▶ **Task instructions**
Find the string "Java" in the listing and report every line that has it.

(Collected data entries)
***
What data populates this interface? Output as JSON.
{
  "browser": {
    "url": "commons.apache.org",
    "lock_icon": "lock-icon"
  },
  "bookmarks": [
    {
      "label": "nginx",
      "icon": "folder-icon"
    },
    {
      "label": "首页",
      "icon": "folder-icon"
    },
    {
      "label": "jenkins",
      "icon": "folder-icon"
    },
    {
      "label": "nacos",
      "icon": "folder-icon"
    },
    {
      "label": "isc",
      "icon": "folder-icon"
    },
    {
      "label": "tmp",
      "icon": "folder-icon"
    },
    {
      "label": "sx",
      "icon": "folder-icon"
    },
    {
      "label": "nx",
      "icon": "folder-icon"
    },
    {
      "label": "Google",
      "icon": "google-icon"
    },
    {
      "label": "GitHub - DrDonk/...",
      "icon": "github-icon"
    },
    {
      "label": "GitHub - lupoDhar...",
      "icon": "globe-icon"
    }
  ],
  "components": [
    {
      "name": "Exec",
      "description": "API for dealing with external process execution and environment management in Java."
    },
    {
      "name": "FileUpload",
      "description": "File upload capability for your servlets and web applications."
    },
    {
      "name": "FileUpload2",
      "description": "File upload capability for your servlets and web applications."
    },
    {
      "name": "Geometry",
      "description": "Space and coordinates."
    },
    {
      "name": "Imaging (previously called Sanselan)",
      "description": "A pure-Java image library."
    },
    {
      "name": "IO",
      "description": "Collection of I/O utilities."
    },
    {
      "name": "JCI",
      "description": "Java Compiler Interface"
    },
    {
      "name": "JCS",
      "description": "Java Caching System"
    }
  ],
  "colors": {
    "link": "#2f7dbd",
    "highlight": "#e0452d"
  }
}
***
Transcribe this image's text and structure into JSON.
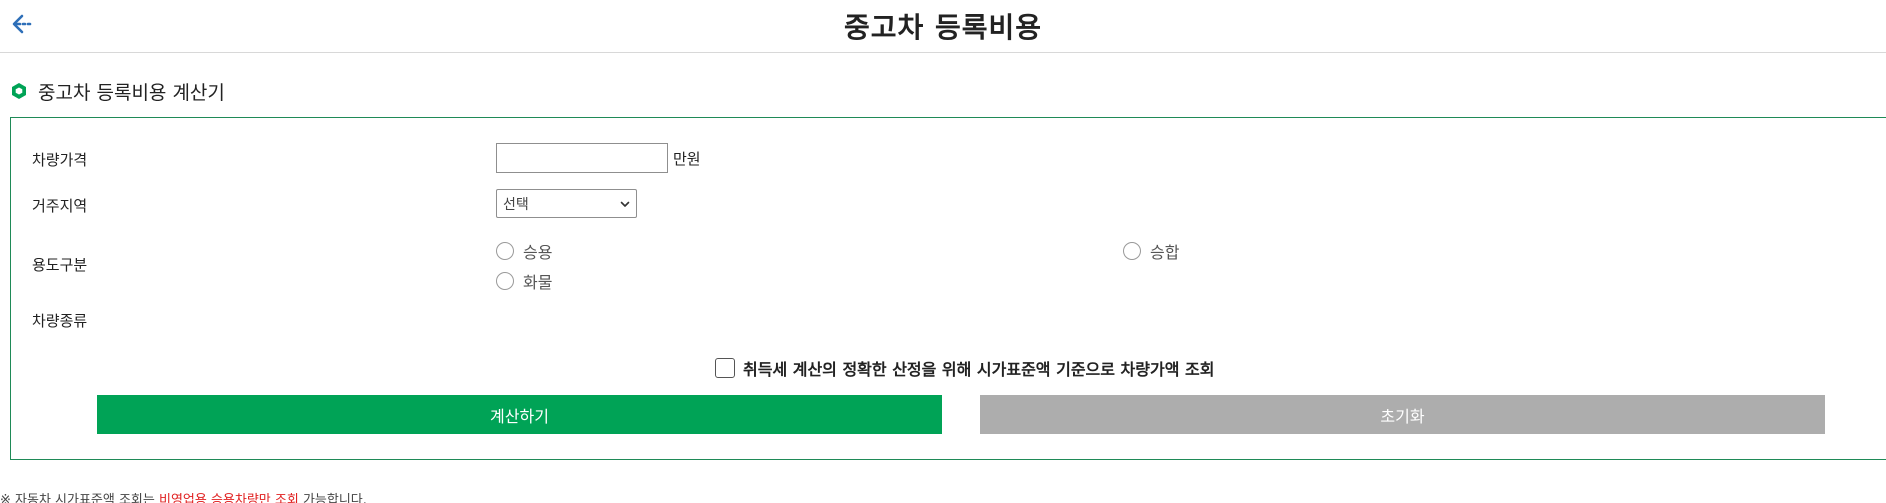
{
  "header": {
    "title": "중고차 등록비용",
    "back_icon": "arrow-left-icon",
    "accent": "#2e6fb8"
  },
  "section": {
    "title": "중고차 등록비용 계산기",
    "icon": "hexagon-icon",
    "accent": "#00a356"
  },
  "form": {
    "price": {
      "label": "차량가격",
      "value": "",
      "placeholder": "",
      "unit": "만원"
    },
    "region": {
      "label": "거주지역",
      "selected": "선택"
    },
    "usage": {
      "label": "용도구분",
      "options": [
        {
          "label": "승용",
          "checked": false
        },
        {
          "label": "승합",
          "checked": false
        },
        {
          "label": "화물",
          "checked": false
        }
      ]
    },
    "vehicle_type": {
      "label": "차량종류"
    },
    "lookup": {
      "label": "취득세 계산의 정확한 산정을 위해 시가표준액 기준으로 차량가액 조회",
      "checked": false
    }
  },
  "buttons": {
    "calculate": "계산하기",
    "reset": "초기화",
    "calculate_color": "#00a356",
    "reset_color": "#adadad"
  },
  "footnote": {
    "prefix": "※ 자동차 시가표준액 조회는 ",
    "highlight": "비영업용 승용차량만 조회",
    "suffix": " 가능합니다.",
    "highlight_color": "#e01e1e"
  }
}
***
▶ **Final answer**
      "description": "API for dealing with external process execution and environment management in Java."
      "description": "A pure-Java image library."
      "description": "Java Compiler Interface"
      "description": "Java Caching System"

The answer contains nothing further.